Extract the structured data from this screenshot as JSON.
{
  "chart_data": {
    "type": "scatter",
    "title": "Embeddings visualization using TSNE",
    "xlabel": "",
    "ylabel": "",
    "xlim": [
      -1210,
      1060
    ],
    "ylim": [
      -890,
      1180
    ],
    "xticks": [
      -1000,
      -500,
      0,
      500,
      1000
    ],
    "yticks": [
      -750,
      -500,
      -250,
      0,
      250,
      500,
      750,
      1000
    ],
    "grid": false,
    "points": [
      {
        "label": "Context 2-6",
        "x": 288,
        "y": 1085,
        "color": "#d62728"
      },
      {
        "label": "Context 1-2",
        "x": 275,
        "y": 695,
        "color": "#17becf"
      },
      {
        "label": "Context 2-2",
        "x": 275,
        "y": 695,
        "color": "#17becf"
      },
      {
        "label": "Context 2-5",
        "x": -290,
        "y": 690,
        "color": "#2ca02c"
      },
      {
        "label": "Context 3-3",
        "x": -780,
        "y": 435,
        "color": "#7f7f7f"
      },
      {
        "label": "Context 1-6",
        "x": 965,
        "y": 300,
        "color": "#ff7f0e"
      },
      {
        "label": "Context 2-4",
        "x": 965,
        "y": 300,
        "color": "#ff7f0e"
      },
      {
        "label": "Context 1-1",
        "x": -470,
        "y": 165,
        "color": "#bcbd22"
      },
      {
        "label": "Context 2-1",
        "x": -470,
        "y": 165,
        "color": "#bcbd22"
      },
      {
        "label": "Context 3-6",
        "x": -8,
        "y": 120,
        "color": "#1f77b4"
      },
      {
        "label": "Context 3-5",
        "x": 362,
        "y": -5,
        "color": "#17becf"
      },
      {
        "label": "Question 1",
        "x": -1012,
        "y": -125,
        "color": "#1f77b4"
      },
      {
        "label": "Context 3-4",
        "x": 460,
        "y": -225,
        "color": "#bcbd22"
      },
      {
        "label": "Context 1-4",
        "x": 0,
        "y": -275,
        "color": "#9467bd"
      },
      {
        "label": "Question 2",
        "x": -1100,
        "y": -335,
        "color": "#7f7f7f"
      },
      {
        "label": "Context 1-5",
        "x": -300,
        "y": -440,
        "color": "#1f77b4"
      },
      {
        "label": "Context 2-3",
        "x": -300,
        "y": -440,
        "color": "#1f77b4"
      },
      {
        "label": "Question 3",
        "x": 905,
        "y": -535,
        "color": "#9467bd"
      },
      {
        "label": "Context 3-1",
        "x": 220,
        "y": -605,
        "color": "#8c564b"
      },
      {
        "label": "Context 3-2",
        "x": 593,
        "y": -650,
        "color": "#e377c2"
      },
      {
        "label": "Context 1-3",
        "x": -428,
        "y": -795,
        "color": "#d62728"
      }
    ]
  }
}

====================

Count the lines above that contain the word "Question". Give only the number.

3